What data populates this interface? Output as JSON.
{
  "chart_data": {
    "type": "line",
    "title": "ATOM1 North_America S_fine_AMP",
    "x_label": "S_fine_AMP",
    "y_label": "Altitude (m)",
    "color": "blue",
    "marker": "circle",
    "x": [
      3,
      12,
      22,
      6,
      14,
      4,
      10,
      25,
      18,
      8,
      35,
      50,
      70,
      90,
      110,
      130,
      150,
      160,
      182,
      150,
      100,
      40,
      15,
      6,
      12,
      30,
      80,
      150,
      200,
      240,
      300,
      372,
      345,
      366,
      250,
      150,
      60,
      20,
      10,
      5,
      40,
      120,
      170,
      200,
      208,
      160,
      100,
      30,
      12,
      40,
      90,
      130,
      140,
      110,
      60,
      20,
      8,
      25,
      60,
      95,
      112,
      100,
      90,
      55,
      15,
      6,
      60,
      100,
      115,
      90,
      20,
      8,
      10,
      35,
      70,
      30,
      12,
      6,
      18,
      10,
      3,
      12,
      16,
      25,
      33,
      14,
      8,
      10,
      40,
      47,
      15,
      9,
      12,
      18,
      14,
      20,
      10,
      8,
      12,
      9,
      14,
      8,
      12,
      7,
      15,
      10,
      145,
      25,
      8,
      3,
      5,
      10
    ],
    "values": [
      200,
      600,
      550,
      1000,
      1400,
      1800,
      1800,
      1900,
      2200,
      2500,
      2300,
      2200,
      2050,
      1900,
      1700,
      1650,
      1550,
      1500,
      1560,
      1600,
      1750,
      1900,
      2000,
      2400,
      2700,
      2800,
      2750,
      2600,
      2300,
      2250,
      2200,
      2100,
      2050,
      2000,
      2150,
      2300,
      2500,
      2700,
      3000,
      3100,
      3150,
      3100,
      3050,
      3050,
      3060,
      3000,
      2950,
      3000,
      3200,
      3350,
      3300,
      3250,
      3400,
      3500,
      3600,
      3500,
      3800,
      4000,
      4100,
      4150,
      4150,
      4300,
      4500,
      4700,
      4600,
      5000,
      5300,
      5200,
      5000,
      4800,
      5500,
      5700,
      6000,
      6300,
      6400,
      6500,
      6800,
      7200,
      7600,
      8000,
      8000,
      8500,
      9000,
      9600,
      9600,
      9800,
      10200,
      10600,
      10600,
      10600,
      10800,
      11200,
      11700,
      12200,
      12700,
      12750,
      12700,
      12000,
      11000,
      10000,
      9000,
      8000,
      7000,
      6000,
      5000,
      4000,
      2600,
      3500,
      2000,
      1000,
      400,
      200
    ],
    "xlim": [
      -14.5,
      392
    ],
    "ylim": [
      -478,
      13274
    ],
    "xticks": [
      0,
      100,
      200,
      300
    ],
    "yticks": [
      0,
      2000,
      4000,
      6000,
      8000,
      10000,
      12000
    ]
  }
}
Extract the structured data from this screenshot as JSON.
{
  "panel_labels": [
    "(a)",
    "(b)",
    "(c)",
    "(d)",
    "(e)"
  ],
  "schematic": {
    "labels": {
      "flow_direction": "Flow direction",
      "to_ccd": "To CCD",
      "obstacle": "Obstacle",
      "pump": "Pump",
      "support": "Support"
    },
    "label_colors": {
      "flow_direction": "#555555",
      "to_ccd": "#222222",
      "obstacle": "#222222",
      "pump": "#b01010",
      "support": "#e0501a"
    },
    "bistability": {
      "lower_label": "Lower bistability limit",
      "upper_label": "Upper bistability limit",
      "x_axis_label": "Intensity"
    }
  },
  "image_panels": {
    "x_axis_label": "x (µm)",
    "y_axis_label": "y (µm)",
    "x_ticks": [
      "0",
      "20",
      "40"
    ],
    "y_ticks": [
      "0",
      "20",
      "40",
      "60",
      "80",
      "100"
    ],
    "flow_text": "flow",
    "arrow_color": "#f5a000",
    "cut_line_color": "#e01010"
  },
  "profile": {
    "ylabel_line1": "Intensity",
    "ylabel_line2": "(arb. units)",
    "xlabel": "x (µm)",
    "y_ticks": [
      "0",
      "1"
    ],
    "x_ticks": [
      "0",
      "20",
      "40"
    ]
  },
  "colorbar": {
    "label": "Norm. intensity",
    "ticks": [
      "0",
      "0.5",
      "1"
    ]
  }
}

EXERCISE PROMPT: In the entries above, identify every line with the string "bistability".

RESULT:
    "bistability": {
      "lower_label": "Lower bistability limit",
      "upper_label": "Upper bistability limit",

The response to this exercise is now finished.